## GIVEN REQUEST:
Could you update these rows so that every "footnote-body" becomes "footnote-text", with nothing else changed?

## ENTRIES PROVIDED:
+++++

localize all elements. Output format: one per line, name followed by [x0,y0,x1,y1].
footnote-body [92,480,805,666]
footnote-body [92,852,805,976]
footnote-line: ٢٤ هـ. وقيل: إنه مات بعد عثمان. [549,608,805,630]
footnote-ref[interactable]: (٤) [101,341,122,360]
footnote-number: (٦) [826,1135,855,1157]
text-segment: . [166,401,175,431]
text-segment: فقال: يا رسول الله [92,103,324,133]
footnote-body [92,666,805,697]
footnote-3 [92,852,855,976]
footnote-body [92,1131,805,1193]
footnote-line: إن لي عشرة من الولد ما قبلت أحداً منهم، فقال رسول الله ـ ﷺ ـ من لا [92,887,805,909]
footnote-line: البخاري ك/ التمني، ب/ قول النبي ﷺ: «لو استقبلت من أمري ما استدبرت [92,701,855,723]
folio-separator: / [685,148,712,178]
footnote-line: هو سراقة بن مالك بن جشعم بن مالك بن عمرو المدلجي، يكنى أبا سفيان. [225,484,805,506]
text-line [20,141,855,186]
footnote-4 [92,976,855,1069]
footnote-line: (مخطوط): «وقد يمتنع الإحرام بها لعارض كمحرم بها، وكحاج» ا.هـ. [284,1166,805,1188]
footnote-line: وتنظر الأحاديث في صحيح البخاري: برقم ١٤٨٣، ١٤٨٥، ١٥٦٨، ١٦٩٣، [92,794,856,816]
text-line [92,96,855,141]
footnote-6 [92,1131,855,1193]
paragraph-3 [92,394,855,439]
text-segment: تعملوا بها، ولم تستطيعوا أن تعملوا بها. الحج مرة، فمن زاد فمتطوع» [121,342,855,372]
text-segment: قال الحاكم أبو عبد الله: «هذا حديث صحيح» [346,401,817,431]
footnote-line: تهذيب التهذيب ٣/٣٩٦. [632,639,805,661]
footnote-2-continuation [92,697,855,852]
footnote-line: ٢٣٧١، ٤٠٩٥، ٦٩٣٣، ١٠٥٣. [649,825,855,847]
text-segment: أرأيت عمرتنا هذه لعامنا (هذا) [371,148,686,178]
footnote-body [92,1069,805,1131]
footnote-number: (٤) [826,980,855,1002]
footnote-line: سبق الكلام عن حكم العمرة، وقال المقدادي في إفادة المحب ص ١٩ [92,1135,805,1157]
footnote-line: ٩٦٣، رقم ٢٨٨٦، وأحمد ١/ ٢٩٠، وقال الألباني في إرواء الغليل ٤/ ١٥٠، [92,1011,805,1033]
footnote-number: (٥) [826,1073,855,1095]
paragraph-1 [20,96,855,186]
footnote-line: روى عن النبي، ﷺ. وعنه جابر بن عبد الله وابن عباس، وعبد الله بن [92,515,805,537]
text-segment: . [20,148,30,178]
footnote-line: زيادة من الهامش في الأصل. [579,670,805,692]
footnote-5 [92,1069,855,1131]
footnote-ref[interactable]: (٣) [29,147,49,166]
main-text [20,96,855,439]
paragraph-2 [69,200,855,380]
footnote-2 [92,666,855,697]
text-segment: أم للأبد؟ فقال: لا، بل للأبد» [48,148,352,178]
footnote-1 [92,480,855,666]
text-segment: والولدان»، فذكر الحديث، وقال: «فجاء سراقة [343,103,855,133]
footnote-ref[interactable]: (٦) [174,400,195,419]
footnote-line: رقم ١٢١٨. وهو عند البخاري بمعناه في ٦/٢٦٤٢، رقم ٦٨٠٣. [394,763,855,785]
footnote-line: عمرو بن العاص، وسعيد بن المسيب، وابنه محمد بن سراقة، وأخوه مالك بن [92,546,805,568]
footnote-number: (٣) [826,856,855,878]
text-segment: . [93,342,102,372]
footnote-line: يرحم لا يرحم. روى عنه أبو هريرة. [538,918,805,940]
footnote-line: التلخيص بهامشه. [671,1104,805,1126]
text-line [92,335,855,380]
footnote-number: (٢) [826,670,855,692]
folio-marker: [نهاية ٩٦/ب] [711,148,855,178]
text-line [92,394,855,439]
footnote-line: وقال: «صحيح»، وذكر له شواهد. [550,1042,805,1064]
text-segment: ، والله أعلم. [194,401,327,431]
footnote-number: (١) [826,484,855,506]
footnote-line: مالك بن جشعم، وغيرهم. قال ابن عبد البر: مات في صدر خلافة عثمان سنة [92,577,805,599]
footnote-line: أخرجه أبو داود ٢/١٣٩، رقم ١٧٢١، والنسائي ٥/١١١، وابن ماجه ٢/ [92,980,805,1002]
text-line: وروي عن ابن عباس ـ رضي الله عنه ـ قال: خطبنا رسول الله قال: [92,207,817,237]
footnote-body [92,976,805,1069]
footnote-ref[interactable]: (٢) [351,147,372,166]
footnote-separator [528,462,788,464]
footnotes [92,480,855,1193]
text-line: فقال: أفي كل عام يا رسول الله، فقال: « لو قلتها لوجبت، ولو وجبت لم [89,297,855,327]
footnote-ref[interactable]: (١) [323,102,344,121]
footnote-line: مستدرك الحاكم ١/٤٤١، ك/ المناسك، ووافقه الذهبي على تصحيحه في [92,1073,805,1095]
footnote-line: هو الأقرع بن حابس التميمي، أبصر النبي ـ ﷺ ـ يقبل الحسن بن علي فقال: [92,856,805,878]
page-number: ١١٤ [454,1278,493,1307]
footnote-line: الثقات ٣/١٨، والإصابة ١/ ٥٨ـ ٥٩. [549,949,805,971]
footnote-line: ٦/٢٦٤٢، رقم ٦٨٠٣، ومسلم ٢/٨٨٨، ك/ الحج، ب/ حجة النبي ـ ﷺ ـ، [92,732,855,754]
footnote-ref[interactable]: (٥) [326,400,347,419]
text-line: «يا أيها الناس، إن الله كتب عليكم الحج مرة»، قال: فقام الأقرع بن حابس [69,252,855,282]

+++++

## ANSWER TO THIS EXERCISE:
localize all elements. Output format: one per line, name followed by [x0,y0,x1,y1].
footnote-text [92,480,805,666]
footnote-text [92,852,805,976]
footnote-line: ٢٤ هـ. وقيل: إنه مات بعد عثمان. [549,608,805,630]
footnote-ref[interactable]: (٤) [101,341,122,360]
footnote-number: (٦) [826,1135,855,1157]
text-segment: . [166,401,175,431]
text-segment: فقال: يا رسول الله [92,103,324,133]
footnote-text [92,666,805,697]
footnote-3 [92,852,855,976]
footnote-text [92,1131,805,1193]
footnote-line: إن لي عشرة من الولد ما قبلت أحداً منهم، فقال رسول الله ـ ﷺ ـ من لا [92,887,805,909]
footnote-line: البخاري ك/ التمني، ب/ قول النبي ﷺ: «لو استقبلت من أمري ما استدبرت [92,701,855,723]
folio-separator: / [685,148,712,178]
footnote-line: هو سراقة بن مالك بن جشعم بن مالك بن عمرو المدلجي، يكنى أبا سفيان. [225,484,805,506]
text-line [20,141,855,186]
footnote-4 [92,976,855,1069]
footnote-line: (مخطوط): «وقد يمتنع الإحرام بها لعارض كمحرم بها، وكحاج» ا.هـ. [284,1166,805,1188]
footnote-line: وتنظر الأحاديث في صحيح البخاري: برقم ١٤٨٣، ١٤٨٥، ١٥٦٨، ١٦٩٣، [92,794,856,816]
text-line [92,96,855,141]
footnote-6 [92,1131,855,1193]
paragraph-3 [92,394,855,439]
text-segment: تعملوا بها، ولم تستطيعوا أن تعملوا بها. الحج مرة، فمن زاد فمتطوع» [121,342,855,372]
text-segment: قال الحاكم أبو عبد الله: «هذا حديث صحيح» [346,401,817,431]
footnote-line: تهذيب التهذيب ٣/٣٩٦. [632,639,805,661]
footnote-2-continuation [92,697,855,852]
footnote-line: ٢٣٧١، ٤٠٩٥، ٦٩٣٣، ١٠٥٣. [649,825,855,847]
text-segment: أرأيت عمرتنا هذه لعامنا (هذا) [371,148,686,178]
footnote-text [92,1069,805,1131]
footnote-number: (٤) [826,980,855,1002]
footnote-line: سبق الكلام عن حكم العمرة، وقال المقدادي في إفادة المحب ص ١٩ [92,1135,805,1157]
footnote-line: ٩٦٣، رقم ٢٨٨٦، وأحمد ١/ ٢٩٠، وقال الألباني في إرواء الغليل ٤/ ١٥٠، [92,1011,805,1033]
footnote-number: (٥) [826,1073,855,1095]
paragraph-1 [20,96,855,186]
footnote-line: روى عن النبي، ﷺ. وعنه جابر بن عبد الله وابن عباس، وعبد الله بن [92,515,805,537]
text-segment: . [20,148,30,178]
footnote-line: زيادة من الهامش في الأصل. [579,670,805,692]
footnote-5 [92,1069,855,1131]
footnote-ref[interactable]: (٣) [29,147,49,166]
main-text [20,96,855,439]
paragraph-2 [69,200,855,380]
footnote-2 [92,666,855,697]
text-segment: أم للأبد؟ فقال: لا، بل للأبد» [48,148,352,178]
footnote-1 [92,480,855,666]
text-segment: والولدان»، فذكر الحديث، وقال: «فجاء سراقة [343,103,855,133]
footnote-ref[interactable]: (٦) [174,400,195,419]
footnote-line: رقم ١٢١٨. وهو عند البخاري بمعناه في ٦/٢٦٤٢، رقم ٦٨٠٣. [394,763,855,785]
footnote-line: عمرو بن العاص، وسعيد بن المسيب، وابنه محمد بن سراقة، وأخوه مالك بن [92,546,805,568]
footnote-number: (٣) [826,856,855,878]
text-segment: . [93,342,102,372]
footnote-line: يرحم لا يرحم. روى عنه أبو هريرة. [538,918,805,940]
footnote-line: التلخيص بهامشه. [671,1104,805,1126]
text-line [92,335,855,380]
footnote-number: (٢) [826,670,855,692]
folio-marker: [نهاية ٩٦/ب] [711,148,855,178]
text-line [92,394,855,439]
footnote-line: وقال: «صحيح»، وذكر له شواهد. [550,1042,805,1064]
text-segment: ، والله أعلم. [194,401,327,431]
footnote-number: (١) [826,484,855,506]
footnote-line: مالك بن جشعم، وغيرهم. قال ابن عبد البر: مات في صدر خلافة عثمان سنة [92,577,805,599]
footnote-line: أخرجه أبو داود ٢/١٣٩، رقم ١٧٢١، والنسائي ٥/١١١، وابن ماجه ٢/ [92,980,805,1002]
text-line: وروي عن ابن عباس ـ رضي الله عنه ـ قال: خطبنا رسول الله قال: [92,207,817,237]
footnote-text [92,976,805,1069]
footnote-ref[interactable]: (٢) [351,147,372,166]
footnote-separator [528,462,788,464]
footnotes [92,480,855,1193]
text-line: فقال: أفي كل عام يا رسول الله، فقال: « لو قلتها لوجبت، ولو وجبت لم [89,297,855,327]
footnote-ref[interactable]: (١) [323,102,344,121]
footnote-line: مستدرك الحاكم ١/٤٤١، ك/ المناسك، ووافقه الذهبي على تصحيحه في [92,1073,805,1095]
footnote-line: هو الأقرع بن حابس التميمي، أبصر النبي ـ ﷺ ـ يقبل الحسن بن علي فقال: [92,856,805,878]
page-number: ١١٤ [454,1278,493,1307]
footnote-line: الثقات ٣/١٨، والإصابة ١/ ٥٨ـ ٥٩. [549,949,805,971]
footnote-line: ٦/٢٦٤٢، رقم ٦٨٠٣، ومسلم ٢/٨٨٨، ك/ الحج، ب/ حجة النبي ـ ﷺ ـ، [92,732,855,754]
footnote-ref[interactable]: (٥) [326,400,347,419]
text-line: «يا أيها الناس، إن الله كتب عليكم الحج مرة»، قال: فقام الأقرع بن حابس [69,252,855,282]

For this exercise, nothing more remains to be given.